----- EXTRACTED ENTRIES
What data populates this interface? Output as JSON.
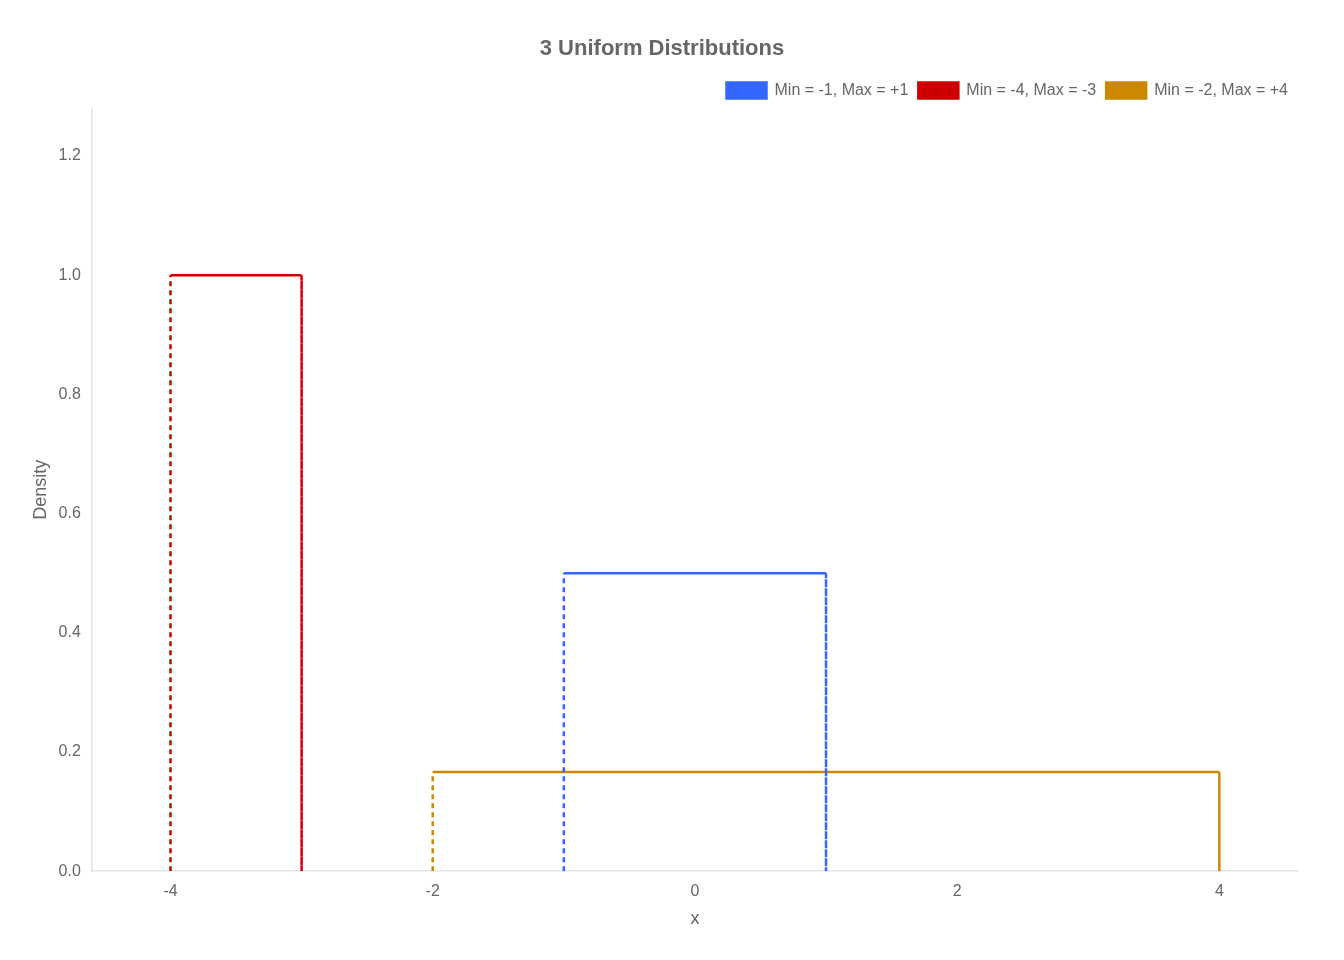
{
  "chart_data": {
    "type": "line",
    "title": "3 Uniform Distributions",
    "x_label": "x",
    "y_label": "Density",
    "series": [
      {
        "name": "Min = -1, Max = +1",
        "color": "#3366FF",
        "x": [
          -1,
          -1,
          1,
          1
        ],
        "values": [
          0,
          0.5,
          0.5,
          0
        ]
      },
      {
        "name": "Min = -4, Max = -3",
        "color": "#CC0000",
        "x": [
          -4,
          -4,
          -3,
          -3
        ],
        "values": [
          0,
          1.0,
          1.0,
          0
        ]
      },
      {
        "name": "Min = -2, Max = +4",
        "color": "#CC8800",
        "x": [
          -2,
          -2,
          4,
          4
        ],
        "values": [
          0,
          0.16666667,
          0.16666667,
          0
        ]
      }
    ],
    "xlim": [
      -4.6,
      4.6
    ],
    "ylim": [
      0,
      1.28
    ],
    "xticks": [
      -4,
      -2,
      0,
      2,
      4
    ],
    "yticks": [
      {
        "value": 0,
        "label": "0.0"
      },
      0.2,
      0.4,
      0.6,
      0.8,
      {
        "value": 1,
        "label": "1.0"
      },
      1.2
    ],
    "grid": false,
    "legend": "upper right"
  }
}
----------
_OBJECTIVE_. Each entry must be retyped word for word, with every image omitted.

_RESPONSE TO THIS EXERCISE_.
What data populates this interface? Output as JSON.
{
  "chart_data": {
    "type": "line",
    "title": "3 Uniform Distributions",
    "x_label": "x",
    "y_label": "Density",
    "series": [
      {
        "name": "Min = -1, Max = +1",
        "color": "#3366FF",
        "x": [
          -1,
          -1,
          1,
          1
        ],
        "values": [
          0,
          0.5,
          0.5,
          0
        ]
      },
      {
        "name": "Min = -4, Max = -3",
        "color": "#CC0000",
        "x": [
          -4,
          -4,
          -3,
          -3
        ],
        "values": [
          0,
          1.0,
          1.0,
          0
        ]
      },
      {
        "name": "Min = -2, Max = +4",
        "color": "#CC8800",
        "x": [
          -2,
          -2,
          4,
          4
        ],
        "values": [
          0,
          0.16666667,
          0.16666667,
          0
        ]
      }
    ],
    "xlim": [
      -4.6,
      4.6
    ],
    "ylim": [
      0,
      1.28
    ],
    "xticks": [
      -4,
      -2,
      0,
      2,
      4
    ],
    "yticks": [
      {
        "value": 0,
        "label": "0.0"
      },
      0.2,
      0.4,
      0.6,
      0.8,
      {
        "value": 1,
        "label": "1.0"
      },
      1.2
    ],
    "grid": false,
    "legend": "upper right"
  }
}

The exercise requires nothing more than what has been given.